# [What is needed]
Render the material from its first line through the line that contains "radial-tick-label: 50: [670, 571, 687, 588]", inclusive, as a JSON list of strings, one string per line. Omit blank lines and include no other part of the material.

# [Source material]
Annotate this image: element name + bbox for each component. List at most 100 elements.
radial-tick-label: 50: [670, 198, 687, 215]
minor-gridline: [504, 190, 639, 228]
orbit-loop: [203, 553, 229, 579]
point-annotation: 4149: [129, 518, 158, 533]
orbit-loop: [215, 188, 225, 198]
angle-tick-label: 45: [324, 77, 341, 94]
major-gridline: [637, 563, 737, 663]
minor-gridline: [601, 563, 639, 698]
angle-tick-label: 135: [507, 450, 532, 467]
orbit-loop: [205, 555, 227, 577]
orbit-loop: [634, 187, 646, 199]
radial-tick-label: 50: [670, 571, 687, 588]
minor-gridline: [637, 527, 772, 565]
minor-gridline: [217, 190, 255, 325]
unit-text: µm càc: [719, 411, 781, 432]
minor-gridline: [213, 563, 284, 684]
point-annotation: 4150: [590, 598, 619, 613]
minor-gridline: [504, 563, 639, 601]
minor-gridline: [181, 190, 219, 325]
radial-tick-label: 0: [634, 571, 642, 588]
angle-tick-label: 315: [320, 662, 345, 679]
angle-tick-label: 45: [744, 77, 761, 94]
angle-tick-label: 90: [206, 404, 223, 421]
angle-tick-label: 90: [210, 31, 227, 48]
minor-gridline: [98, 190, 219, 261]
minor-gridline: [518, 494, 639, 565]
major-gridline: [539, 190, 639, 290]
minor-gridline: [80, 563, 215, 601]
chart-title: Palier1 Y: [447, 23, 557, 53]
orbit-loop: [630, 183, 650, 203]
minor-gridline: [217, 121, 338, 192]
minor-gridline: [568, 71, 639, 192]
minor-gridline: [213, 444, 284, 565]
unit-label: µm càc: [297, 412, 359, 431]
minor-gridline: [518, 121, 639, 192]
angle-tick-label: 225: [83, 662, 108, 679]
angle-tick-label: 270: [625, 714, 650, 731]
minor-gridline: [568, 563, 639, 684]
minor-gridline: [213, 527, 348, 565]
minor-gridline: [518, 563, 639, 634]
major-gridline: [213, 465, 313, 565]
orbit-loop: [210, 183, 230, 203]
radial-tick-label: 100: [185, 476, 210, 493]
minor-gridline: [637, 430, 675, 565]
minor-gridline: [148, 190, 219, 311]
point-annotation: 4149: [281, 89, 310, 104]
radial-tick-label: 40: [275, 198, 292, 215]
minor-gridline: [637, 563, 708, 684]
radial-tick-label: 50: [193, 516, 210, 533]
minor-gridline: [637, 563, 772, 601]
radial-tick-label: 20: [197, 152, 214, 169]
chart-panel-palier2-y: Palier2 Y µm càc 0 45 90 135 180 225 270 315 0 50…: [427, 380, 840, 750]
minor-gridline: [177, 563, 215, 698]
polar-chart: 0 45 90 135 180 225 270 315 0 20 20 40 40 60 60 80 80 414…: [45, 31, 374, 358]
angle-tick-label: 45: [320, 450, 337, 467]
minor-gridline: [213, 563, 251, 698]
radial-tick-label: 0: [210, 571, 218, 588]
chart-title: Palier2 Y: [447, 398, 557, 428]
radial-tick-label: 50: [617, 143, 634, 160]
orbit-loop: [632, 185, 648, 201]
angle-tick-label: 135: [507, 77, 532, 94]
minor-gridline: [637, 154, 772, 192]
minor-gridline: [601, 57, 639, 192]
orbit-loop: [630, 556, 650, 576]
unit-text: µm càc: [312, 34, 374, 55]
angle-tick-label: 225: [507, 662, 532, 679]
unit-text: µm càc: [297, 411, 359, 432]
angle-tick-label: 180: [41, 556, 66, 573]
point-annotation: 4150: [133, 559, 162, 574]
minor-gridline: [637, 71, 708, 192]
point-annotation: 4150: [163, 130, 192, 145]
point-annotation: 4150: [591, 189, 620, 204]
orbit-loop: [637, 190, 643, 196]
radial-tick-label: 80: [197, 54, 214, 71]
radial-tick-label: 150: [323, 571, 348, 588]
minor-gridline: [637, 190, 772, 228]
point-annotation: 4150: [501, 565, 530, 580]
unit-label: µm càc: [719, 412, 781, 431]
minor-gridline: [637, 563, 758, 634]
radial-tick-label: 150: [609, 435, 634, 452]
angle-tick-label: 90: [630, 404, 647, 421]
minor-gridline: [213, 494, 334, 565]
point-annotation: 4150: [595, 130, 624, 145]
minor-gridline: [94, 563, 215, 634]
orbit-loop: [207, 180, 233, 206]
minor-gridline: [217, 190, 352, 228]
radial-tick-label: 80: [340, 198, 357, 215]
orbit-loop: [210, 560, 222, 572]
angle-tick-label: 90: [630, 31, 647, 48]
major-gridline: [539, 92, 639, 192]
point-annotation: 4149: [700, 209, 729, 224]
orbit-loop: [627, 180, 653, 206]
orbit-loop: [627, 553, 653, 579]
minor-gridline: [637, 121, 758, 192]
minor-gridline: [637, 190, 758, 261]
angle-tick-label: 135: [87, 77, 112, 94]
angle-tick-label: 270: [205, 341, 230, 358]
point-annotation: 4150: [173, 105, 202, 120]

# [Finished answer]
[
  "Annotate this image: element name + bbox for each component. List at most 100 elements.",
  "radial-tick-label: 50: [670, 198, 687, 215]",
  "minor-gridline: [504, 190, 639, 228]",
  "orbit-loop: [203, 553, 229, 579]",
  "point-annotation: 4149: [129, 518, 158, 533]",
  "orbit-loop: [215, 188, 225, 198]",
  "angle-tick-label: 45: [324, 77, 341, 94]",
  "major-gridline: [637, 563, 737, 663]",
  "minor-gridline: [601, 563, 639, 698]",
  "angle-tick-label: 135: [507, 450, 532, 467]",
  "orbit-loop: [205, 555, 227, 577]",
  "orbit-loop: [634, 187, 646, 199]",
  "radial-tick-label: 50: [670, 571, 687, 588]"
]